The exercise: Write each line out exactly, leaving none out.

--- START OF Data provided ---

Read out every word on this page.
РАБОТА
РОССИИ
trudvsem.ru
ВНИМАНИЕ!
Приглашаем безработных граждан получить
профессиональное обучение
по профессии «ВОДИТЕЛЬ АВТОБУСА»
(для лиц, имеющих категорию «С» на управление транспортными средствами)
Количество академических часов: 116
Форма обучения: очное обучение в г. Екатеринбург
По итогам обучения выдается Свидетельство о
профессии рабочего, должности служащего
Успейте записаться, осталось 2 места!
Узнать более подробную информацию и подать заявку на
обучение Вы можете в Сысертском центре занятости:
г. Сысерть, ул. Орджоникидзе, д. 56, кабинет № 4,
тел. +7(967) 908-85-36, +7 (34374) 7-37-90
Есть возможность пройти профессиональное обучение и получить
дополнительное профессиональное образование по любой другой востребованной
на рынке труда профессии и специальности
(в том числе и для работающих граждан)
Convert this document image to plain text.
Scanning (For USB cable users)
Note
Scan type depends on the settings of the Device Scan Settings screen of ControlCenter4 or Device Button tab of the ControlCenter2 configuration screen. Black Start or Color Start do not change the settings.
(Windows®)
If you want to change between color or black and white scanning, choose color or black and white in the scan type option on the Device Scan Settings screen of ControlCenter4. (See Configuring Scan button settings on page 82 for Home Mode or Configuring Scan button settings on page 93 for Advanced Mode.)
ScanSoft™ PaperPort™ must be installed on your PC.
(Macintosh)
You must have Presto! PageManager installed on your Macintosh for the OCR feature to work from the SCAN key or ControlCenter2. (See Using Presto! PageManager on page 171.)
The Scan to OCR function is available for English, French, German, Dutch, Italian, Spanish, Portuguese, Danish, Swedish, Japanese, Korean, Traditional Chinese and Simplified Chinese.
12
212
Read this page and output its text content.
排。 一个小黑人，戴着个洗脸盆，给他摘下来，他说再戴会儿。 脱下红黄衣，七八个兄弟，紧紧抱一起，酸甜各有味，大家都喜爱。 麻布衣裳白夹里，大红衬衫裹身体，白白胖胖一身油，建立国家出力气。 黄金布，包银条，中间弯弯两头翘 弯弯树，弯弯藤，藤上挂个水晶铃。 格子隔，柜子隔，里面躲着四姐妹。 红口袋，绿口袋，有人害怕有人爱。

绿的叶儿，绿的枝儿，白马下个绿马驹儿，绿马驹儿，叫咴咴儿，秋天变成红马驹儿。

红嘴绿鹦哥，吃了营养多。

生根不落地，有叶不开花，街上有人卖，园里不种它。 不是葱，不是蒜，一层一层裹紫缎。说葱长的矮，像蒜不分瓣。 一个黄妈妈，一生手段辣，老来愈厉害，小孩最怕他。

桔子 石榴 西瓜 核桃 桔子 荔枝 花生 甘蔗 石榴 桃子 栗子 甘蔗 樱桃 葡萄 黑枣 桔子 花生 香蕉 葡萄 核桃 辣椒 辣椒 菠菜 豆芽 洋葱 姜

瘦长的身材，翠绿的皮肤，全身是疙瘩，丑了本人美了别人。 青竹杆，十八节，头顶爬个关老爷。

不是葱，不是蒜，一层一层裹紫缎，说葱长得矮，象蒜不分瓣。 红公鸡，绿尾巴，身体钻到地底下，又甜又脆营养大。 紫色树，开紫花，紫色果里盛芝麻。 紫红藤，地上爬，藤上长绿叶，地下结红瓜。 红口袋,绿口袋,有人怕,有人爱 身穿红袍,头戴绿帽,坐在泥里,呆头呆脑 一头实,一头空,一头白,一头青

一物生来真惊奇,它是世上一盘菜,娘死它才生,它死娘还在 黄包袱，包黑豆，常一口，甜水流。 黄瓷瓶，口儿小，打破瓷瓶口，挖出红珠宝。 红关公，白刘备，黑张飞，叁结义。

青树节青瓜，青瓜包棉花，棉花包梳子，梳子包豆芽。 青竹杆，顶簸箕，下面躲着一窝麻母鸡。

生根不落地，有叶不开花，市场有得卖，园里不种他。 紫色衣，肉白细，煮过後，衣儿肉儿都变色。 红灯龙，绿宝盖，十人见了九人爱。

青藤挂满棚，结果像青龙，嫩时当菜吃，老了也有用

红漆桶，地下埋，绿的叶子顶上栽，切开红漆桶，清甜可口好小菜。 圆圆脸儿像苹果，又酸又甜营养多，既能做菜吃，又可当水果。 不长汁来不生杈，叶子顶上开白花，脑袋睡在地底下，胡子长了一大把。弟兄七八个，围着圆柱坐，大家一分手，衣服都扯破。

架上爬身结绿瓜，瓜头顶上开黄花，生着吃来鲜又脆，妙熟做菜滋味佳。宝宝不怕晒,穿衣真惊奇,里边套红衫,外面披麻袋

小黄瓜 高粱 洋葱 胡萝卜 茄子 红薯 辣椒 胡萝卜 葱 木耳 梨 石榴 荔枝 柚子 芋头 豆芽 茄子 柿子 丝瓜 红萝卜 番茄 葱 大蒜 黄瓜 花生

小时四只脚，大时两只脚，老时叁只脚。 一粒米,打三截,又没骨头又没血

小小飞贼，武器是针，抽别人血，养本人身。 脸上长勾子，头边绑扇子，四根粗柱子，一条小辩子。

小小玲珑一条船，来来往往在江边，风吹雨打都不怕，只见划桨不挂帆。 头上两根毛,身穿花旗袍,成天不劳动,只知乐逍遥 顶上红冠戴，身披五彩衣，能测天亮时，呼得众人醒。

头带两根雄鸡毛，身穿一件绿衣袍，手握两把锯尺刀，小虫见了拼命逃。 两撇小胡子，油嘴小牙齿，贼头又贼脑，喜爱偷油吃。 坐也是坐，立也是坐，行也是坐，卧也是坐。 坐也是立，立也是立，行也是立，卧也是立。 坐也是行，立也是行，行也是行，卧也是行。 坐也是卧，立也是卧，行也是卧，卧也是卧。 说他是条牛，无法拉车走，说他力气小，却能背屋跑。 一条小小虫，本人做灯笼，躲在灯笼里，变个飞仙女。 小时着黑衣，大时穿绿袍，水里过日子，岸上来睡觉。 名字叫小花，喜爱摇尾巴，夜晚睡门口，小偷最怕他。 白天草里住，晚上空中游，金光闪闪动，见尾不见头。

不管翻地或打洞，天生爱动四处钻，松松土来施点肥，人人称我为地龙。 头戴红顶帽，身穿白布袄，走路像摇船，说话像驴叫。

--- END OF Data provided ---

Full output:
Read out every word on this page.
РАБОТА
РОССИИ
trudvsem.ru
ВНИМАНИЕ!
Приглашаем безработных граждан получить
профессиональное обучение
по профессии «ВОДИТЕЛЬ АВТОБУСА»
(для лиц, имеющих категорию «С» на управление транспортными средствами)
Количество академических часов: 116
Форма обучения: очное обучение в г. Екатеринбург
По итогам обучения выдается Свидетельство о
профессии рабочего, должности служащего
Успейте записаться, осталось 2 места!
Узнать более подробную информацию и подать заявку на
обучение Вы можете в Сысертском центре занятости:
г. Сысерть, ул. Орджоникидзе, д. 56, кабинет № 4,
тел. +7(967) 908-85-36, +7 (34374) 7-37-90
Есть возможность пройти профессиональное обучение и получить
дополнительное профессиональное образование по любой другой востребованной
на рынке труда профессии и специальности
(в том числе и для работающих граждан)
Convert this document image to plain text.
Scanning (For USB cable users)
Note
Scan type depends on the settings of the Device Scan Settings screen of ControlCenter4 or Device Button tab of the ControlCenter2 configuration screen. Black Start or Color Start do not change the settings.
(Windows®)
If you want to change between color or black and white scanning, choose color or black and white in the scan type option on the Device Scan Settings screen of ControlCenter4. (See Configuring Scan button settings on page 82 for Home Mode or Configuring Scan button settings on page 93 for Advanced Mode.)
ScanSoft™ PaperPort™ must be installed on your PC.
(Macintosh)
You must have Presto! PageManager installed on your Macintosh for the OCR feature to work from the SCAN key or ControlCenter2. (See Using Presto! PageManager on page 171.)
The Scan to OCR function is available for English, French, German, Dutch, Italian, Spanish, Portuguese, Danish, Swedish, Japanese, Korean, Traditional Chinese and Simplified Chinese.
12
212
Read this page and output its text content.
排。 一个小黑人，戴着个洗脸盆，给他摘下来，他说再戴会儿。 脱下红黄衣，七八个兄弟，紧紧抱一起，酸甜各有味，大家都喜爱。 麻布衣裳白夹里，大红衬衫裹身体，白白胖胖一身油，建立国家出力气。 黄金布，包银条，中间弯弯两头翘 弯弯树，弯弯藤，藤上挂个水晶铃。 格子隔，柜子隔，里面躲着四姐妹。 红口袋，绿口袋，有人害怕有人爱。

绿的叶儿，绿的枝儿，白马下个绿马驹儿，绿马驹儿，叫咴咴儿，秋天变成红马驹儿。

红嘴绿鹦哥，吃了营养多。

生根不落地，有叶不开花，街上有人卖，园里不种它。 不是葱，不是蒜，一层一层裹紫缎。说葱长的矮，像蒜不分瓣。 一个黄妈妈，一生手段辣，老来愈厉害，小孩最怕他。

桔子 石榴 西瓜 核桃 桔子 荔枝 花生 甘蔗 石榴 桃子 栗子 甘蔗 樱桃 葡萄 黑枣 桔子 花生 香蕉 葡萄 核桃 辣椒 辣椒 菠菜 豆芽 洋葱 姜

瘦长的身材，翠绿的皮肤，全身是疙瘩，丑了本人美了别人。 青竹杆，十八节，头顶爬个关老爷。

不是葱，不是蒜，一层一层裹紫缎，说葱长得矮，象蒜不分瓣。 红公鸡，绿尾巴，身体钻到地底下，又甜又脆营养大。 紫色树，开紫花，紫色果里盛芝麻。 紫红藤，地上爬，藤上长绿叶，地下结红瓜。 红口袋,绿口袋,有人怕,有人爱 身穿红袍,头戴绿帽,坐在泥里,呆头呆脑 一头实,一头空,一头白,一头青

一物生来真惊奇,它是世上一盘菜,娘死它才生,它死娘还在 黄包袱，包黑豆，常一口，甜水流。 黄瓷瓶，口儿小，打破瓷瓶口，挖出红珠宝。 红关公，白刘备，黑张飞，叁结义。

青树节青瓜，青瓜包棉花，棉花包梳子，梳子包豆芽。 青竹杆，顶簸箕，下面躲着一窝麻母鸡。

生根不落地，有叶不开花，市场有得卖，园里不种他。 紫色衣，肉白细，煮过後，衣儿肉儿都变色。 红灯龙，绿宝盖，十人见了九人爱。

青藤挂满棚，结果像青龙，嫩时当菜吃，老了也有用

红漆桶，地下埋，绿的叶子顶上栽，切开红漆桶，清甜可口好小菜。 圆圆脸儿像苹果，又酸又甜营养多，既能做菜吃，又可当水果。 不长汁来不生杈，叶子顶上开白花，脑袋睡在地底下，胡子长了一大把。弟兄七八个，围着圆柱坐，大家一分手，衣服都扯破。

架上爬身结绿瓜，瓜头顶上开黄花，生着吃来鲜又脆，妙熟做菜滋味佳。宝宝不怕晒,穿衣真惊奇,里边套红衫,外面披麻袋

小黄瓜 高粱 洋葱 胡萝卜 茄子 红薯 辣椒 胡萝卜 葱 木耳 梨 石榴 荔枝 柚子 芋头 豆芽 茄子 柿子 丝瓜 红萝卜 番茄 葱 大蒜 黄瓜 花生

小时四只脚，大时两只脚，老时叁只脚。 一粒米,打三截,又没骨头又没血

小小飞贼，武器是针，抽别人血，养本人身。 脸上长勾子，头边绑扇子，四根粗柱子，一条小辩子。

小小玲珑一条船，来来往往在江边，风吹雨打都不怕，只见划桨不挂帆。 头上两根毛,身穿花旗袍,成天不劳动,只知乐逍遥 顶上红冠戴，身披五彩衣，能测天亮时，呼得众人醒。

头带两根雄鸡毛，身穿一件绿衣袍，手握两把锯尺刀，小虫见了拼命逃。 两撇小胡子，油嘴小牙齿，贼头又贼脑，喜爱偷油吃。 坐也是坐，立也是坐，行也是坐，卧也是坐。 坐也是立，立也是立，行也是立，卧也是立。 坐也是行，立也是行，行也是行，卧也是行。 坐也是卧，立也是卧，行也是卧，卧也是卧。 说他是条牛，无法拉车走，说他力气小，却能背屋跑。 一条小小虫，本人做灯笼，躲在灯笼里，变个飞仙女。 小时着黑衣，大时穿绿袍，水里过日子，岸上来睡觉。 名字叫小花，喜爱摇尾巴，夜晚睡门口，小偷最怕他。 白天草里住，晚上空中游，金光闪闪动，见尾不见头。

不管翻地或打洞，天生爱动四处钻，松松土来施点肥，人人称我为地龙。 头戴红顶帽，身穿白布袄，走路像摇船，说话像驴叫。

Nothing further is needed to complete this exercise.